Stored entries

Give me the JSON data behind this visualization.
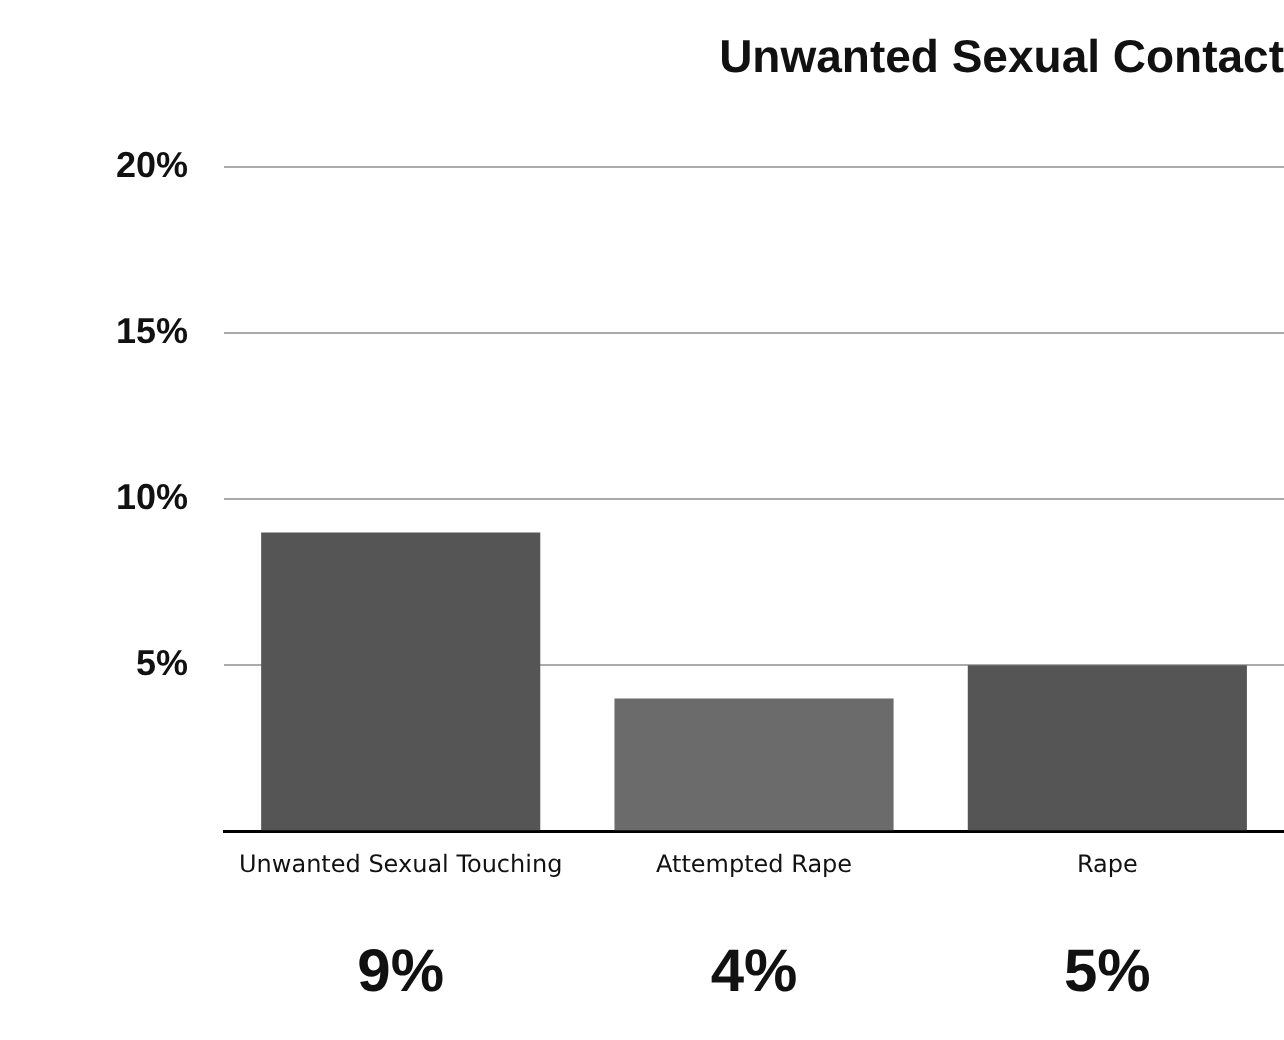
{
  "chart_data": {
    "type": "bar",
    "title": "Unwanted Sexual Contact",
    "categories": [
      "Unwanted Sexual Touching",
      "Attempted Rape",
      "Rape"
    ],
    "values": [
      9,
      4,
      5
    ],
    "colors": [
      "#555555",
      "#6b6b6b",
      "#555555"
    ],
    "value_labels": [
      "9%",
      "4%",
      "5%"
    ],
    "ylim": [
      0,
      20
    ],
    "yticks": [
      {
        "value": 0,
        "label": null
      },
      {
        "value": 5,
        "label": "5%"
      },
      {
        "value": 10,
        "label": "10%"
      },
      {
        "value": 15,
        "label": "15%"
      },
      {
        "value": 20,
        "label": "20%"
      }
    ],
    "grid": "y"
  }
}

> **SHORT EXERCISE**
Make an exact copy of the records above, with the pictures left out.

> **EXERCISE RESPONSE**
Give me the JSON data behind this visualization.
{
  "chart_data": {
    "type": "bar",
    "title": "Unwanted Sexual Contact",
    "categories": [
      "Unwanted Sexual Touching",
      "Attempted Rape",
      "Rape"
    ],
    "values": [
      9,
      4,
      5
    ],
    "colors": [
      "#555555",
      "#6b6b6b",
      "#555555"
    ],
    "value_labels": [
      "9%",
      "4%",
      "5%"
    ],
    "ylim": [
      0,
      20
    ],
    "yticks": [
      {
        "value": 0,
        "label": null
      },
      {
        "value": 5,
        "label": "5%"
      },
      {
        "value": 10,
        "label": "10%"
      },
      {
        "value": 15,
        "label": "15%"
      },
      {
        "value": 20,
        "label": "20%"
      }
    ],
    "grid": "y"
  }
}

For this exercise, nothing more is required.